* Start Raw data *

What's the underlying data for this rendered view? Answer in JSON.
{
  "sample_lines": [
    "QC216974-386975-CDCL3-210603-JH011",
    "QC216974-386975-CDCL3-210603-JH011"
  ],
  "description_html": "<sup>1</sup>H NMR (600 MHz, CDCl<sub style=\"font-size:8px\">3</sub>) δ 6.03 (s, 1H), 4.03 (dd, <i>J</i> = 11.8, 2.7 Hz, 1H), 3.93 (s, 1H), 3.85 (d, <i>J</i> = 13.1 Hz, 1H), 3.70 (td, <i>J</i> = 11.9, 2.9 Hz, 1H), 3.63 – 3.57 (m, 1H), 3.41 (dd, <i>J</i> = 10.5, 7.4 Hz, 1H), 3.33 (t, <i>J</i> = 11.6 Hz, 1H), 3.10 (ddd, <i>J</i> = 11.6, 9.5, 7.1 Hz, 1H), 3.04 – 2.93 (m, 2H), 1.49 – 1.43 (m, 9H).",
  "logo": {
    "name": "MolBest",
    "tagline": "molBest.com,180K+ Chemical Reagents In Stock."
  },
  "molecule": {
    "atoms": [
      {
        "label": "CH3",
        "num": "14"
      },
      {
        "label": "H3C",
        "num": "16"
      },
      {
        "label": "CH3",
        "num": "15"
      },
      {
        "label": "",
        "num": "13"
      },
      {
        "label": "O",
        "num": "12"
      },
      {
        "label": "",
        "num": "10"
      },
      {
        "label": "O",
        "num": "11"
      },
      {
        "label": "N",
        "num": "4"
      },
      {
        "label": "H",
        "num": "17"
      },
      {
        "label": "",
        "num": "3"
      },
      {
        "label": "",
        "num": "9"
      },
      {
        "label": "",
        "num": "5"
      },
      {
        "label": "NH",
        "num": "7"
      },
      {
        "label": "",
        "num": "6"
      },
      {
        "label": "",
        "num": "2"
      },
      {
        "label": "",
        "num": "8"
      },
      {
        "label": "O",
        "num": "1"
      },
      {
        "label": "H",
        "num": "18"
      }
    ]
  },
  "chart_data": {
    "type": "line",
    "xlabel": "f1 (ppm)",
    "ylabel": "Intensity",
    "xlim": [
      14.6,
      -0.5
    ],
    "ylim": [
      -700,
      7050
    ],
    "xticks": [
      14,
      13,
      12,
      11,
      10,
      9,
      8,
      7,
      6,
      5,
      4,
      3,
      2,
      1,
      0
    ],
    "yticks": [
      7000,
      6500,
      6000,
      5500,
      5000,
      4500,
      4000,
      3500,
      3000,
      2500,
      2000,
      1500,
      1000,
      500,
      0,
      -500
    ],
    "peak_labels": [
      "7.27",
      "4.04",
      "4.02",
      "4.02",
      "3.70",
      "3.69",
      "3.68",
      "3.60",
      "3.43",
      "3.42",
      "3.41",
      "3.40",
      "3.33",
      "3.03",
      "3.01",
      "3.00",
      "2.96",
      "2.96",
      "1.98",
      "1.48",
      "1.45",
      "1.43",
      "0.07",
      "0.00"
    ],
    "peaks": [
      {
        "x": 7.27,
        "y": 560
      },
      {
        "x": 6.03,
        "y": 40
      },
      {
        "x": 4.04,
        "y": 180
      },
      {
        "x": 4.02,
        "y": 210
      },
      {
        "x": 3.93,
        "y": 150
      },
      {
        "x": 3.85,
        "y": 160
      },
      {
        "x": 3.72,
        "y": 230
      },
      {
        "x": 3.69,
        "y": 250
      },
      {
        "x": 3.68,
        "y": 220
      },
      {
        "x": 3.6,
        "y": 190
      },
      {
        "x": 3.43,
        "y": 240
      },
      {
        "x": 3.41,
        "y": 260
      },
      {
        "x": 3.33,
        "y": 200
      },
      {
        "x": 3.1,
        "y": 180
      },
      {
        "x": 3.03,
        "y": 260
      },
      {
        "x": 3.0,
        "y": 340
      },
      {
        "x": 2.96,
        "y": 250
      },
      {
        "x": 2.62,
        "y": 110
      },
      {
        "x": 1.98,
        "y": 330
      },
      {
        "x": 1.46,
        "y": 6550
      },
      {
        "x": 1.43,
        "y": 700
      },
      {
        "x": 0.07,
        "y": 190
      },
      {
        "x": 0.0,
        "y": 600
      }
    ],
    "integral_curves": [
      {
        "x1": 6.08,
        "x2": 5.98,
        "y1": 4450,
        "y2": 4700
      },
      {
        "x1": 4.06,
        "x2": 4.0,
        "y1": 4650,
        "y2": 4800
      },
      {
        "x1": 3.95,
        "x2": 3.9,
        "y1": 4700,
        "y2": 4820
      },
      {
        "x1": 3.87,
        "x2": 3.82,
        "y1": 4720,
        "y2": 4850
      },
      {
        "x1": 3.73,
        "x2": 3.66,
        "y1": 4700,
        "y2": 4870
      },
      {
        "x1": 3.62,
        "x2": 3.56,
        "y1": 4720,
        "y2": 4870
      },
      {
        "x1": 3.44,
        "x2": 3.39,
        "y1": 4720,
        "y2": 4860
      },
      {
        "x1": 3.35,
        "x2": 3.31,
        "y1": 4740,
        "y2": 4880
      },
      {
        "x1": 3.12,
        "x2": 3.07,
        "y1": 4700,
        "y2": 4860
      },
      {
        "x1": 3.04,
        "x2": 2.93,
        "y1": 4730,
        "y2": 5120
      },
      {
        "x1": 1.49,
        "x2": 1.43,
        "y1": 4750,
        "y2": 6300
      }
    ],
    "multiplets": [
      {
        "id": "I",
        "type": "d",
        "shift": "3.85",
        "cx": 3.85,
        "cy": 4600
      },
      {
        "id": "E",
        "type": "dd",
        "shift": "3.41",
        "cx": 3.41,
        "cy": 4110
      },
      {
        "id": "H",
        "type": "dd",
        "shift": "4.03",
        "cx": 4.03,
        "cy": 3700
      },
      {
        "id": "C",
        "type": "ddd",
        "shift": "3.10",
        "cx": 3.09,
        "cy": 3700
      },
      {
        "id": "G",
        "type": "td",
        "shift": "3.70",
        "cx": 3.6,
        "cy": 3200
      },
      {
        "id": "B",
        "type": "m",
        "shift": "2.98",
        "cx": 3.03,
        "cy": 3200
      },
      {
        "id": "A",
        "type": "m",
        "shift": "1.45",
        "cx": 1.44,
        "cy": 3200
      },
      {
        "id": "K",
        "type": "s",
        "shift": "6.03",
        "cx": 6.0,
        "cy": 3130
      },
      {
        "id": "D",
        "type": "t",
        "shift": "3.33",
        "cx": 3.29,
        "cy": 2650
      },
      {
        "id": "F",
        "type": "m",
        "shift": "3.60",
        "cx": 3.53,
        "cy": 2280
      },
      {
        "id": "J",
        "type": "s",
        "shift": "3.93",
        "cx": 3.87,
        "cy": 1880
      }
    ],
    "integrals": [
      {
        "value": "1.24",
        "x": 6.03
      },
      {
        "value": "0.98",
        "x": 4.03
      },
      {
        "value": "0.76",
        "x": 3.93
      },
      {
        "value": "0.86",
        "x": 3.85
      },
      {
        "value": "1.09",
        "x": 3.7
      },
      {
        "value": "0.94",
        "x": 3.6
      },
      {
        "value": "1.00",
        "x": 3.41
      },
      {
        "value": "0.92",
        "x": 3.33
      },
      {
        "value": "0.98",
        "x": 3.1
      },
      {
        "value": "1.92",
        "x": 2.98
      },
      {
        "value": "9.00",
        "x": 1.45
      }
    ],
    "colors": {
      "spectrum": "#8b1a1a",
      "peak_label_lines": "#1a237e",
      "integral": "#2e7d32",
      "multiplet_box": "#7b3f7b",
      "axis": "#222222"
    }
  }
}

* End Raw data *

** Task description **
Extract the data in full. Keep it word for word.

** Solution to this problem **
What's the underlying data for this rendered view? Answer in JSON.
{
  "sample_lines": [
    "QC216974-386975-CDCL3-210603-JH011",
    "QC216974-386975-CDCL3-210603-JH011"
  ],
  "description_html": "<sup>1</sup>H NMR (600 MHz, CDCl<sub style=\"font-size:8px\">3</sub>) δ 6.03 (s, 1H), 4.03 (dd, <i>J</i> = 11.8, 2.7 Hz, 1H), 3.93 (s, 1H), 3.85 (d, <i>J</i> = 13.1 Hz, 1H), 3.70 (td, <i>J</i> = 11.9, 2.9 Hz, 1H), 3.63 – 3.57 (m, 1H), 3.41 (dd, <i>J</i> = 10.5, 7.4 Hz, 1H), 3.33 (t, <i>J</i> = 11.6 Hz, 1H), 3.10 (ddd, <i>J</i> = 11.6, 9.5, 7.1 Hz, 1H), 3.04 – 2.93 (m, 2H), 1.49 – 1.43 (m, 9H).",
  "logo": {
    "name": "MolBest",
    "tagline": "molBest.com,180K+ Chemical Reagents In Stock."
  },
  "molecule": {
    "atoms": [
      {
        "label": "CH3",
        "num": "14"
      },
      {
        "label": "H3C",
        "num": "16"
      },
      {
        "label": "CH3",
        "num": "15"
      },
      {
        "label": "",
        "num": "13"
      },
      {
        "label": "O",
        "num": "12"
      },
      {
        "label": "",
        "num": "10"
      },
      {
        "label": "O",
        "num": "11"
      },
      {
        "label": "N",
        "num": "4"
      },
      {
        "label": "H",
        "num": "17"
      },
      {
        "label": "",
        "num": "3"
      },
      {
        "label": "",
        "num": "9"
      },
      {
        "label": "",
        "num": "5"
      },
      {
        "label": "NH",
        "num": "7"
      },
      {
        "label": "",
        "num": "6"
      },
      {
        "label": "",
        "num": "2"
      },
      {
        "label": "",
        "num": "8"
      },
      {
        "label": "O",
        "num": "1"
      },
      {
        "label": "H",
        "num": "18"
      }
    ]
  },
  "chart_data": {
    "type": "line",
    "xlabel": "f1 (ppm)",
    "ylabel": "Intensity",
    "xlim": [
      14.6,
      -0.5
    ],
    "ylim": [
      -700,
      7050
    ],
    "xticks": [
      14,
      13,
      12,
      11,
      10,
      9,
      8,
      7,
      6,
      5,
      4,
      3,
      2,
      1,
      0
    ],
    "yticks": [
      7000,
      6500,
      6000,
      5500,
      5000,
      4500,
      4000,
      3500,
      3000,
      2500,
      2000,
      1500,
      1000,
      500,
      0,
      -500
    ],
    "peak_labels": [
      "7.27",
      "4.04",
      "4.02",
      "4.02",
      "3.70",
      "3.69",
      "3.68",
      "3.60",
      "3.43",
      "3.42",
      "3.41",
      "3.40",
      "3.33",
      "3.03",
      "3.01",
      "3.00",
      "2.96",
      "2.96",
      "1.98",
      "1.48",
      "1.45",
      "1.43",
      "0.07",
      "0.00"
    ],
    "peaks": [
      {
        "x": 7.27,
        "y": 560
      },
      {
        "x": 6.03,
        "y": 40
      },
      {
        "x": 4.04,
        "y": 180
      },
      {
        "x": 4.02,
        "y": 210
      },
      {
        "x": 3.93,
        "y": 150
      },
      {
        "x": 3.85,
        "y": 160
      },
      {
        "x": 3.72,
        "y": 230
      },
      {
        "x": 3.69,
        "y": 250
      },
      {
        "x": 3.68,
        "y": 220
      },
      {
        "x": 3.6,
        "y": 190
      },
      {
        "x": 3.43,
        "y": 240
      },
      {
        "x": 3.41,
        "y": 260
      },
      {
        "x": 3.33,
        "y": 200
      },
      {
        "x": 3.1,
        "y": 180
      },
      {
        "x": 3.03,
        "y": 260
      },
      {
        "x": 3.0,
        "y": 340
      },
      {
        "x": 2.96,
        "y": 250
      },
      {
        "x": 2.62,
        "y": 110
      },
      {
        "x": 1.98,
        "y": 330
      },
      {
        "x": 1.46,
        "y": 6550
      },
      {
        "x": 1.43,
        "y": 700
      },
      {
        "x": 0.07,
        "y": 190
      },
      {
        "x": 0.0,
        "y": 600
      }
    ],
    "integral_curves": [
      {
        "x1": 6.08,
        "x2": 5.98,
        "y1": 4450,
        "y2": 4700
      },
      {
        "x1": 4.06,
        "x2": 4.0,
        "y1": 4650,
        "y2": 4800
      },
      {
        "x1": 3.95,
        "x2": 3.9,
        "y1": 4700,
        "y2": 4820
      },
      {
        "x1": 3.87,
        "x2": 3.82,
        "y1": 4720,
        "y2": 4850
      },
      {
        "x1": 3.73,
        "x2": 3.66,
        "y1": 4700,
        "y2": 4870
      },
      {
        "x1": 3.62,
        "x2": 3.56,
        "y1": 4720,
        "y2": 4870
      },
      {
        "x1": 3.44,
        "x2": 3.39,
        "y1": 4720,
        "y2": 4860
      },
      {
        "x1": 3.35,
        "x2": 3.31,
        "y1": 4740,
        "y2": 4880
      },
      {
        "x1": 3.12,
        "x2": 3.07,
        "y1": 4700,
        "y2": 4860
      },
      {
        "x1": 3.04,
        "x2": 2.93,
        "y1": 4730,
        "y2": 5120
      },
      {
        "x1": 1.49,
        "x2": 1.43,
        "y1": 4750,
        "y2": 6300
      }
    ],
    "multiplets": [
      {
        "id": "I",
        "type": "d",
        "shift": "3.85",
        "cx": 3.85,
        "cy": 4600
      },
      {
        "id": "E",
        "type": "dd",
        "shift": "3.41",
        "cx": 3.41,
        "cy": 4110
      },
      {
        "id": "H",
        "type": "dd",
        "shift": "4.03",
        "cx": 4.03,
        "cy": 3700
      },
      {
        "id": "C",
        "type": "ddd",
        "shift": "3.10",
        "cx": 3.09,
        "cy": 3700
      },
      {
        "id": "G",
        "type": "td",
        "shift": "3.70",
        "cx": 3.6,
        "cy": 3200
      },
      {
        "id": "B",
        "type": "m",
        "shift": "2.98",
        "cx": 3.03,
        "cy": 3200
      },
      {
        "id": "A",
        "type": "m",
        "shift": "1.45",
        "cx": 1.44,
        "cy": 3200
      },
      {
        "id": "K",
        "type": "s",
        "shift": "6.03",
        "cx": 6.0,
        "cy": 3130
      },
      {
        "id": "D",
        "type": "t",
        "shift": "3.33",
        "cx": 3.29,
        "cy": 2650
      },
      {
        "id": "F",
        "type": "m",
        "shift": "3.60",
        "cx": 3.53,
        "cy": 2280
      },
      {
        "id": "J",
        "type": "s",
        "shift": "3.93",
        "cx": 3.87,
        "cy": 1880
      }
    ],
    "integrals": [
      {
        "value": "1.24",
        "x": 6.03
      },
      {
        "value": "0.98",
        "x": 4.03
      },
      {
        "value": "0.76",
        "x": 3.93
      },
      {
        "value": "0.86",
        "x": 3.85
      },
      {
        "value": "1.09",
        "x": 3.7
      },
      {
        "value": "0.94",
        "x": 3.6
      },
      {
        "value": "1.00",
        "x": 3.41
      },
      {
        "value": "0.92",
        "x": 3.33
      },
      {
        "value": "0.98",
        "x": 3.1
      },
      {
        "value": "1.92",
        "x": 2.98
      },
      {
        "value": "9.00",
        "x": 1.45
      }
    ],
    "colors": {
      "spectrum": "#8b1a1a",
      "peak_label_lines": "#1a237e",
      "integral": "#2e7d32",
      "multiplet_box": "#7b3f7b",
      "axis": "#222222"
    }
  }
}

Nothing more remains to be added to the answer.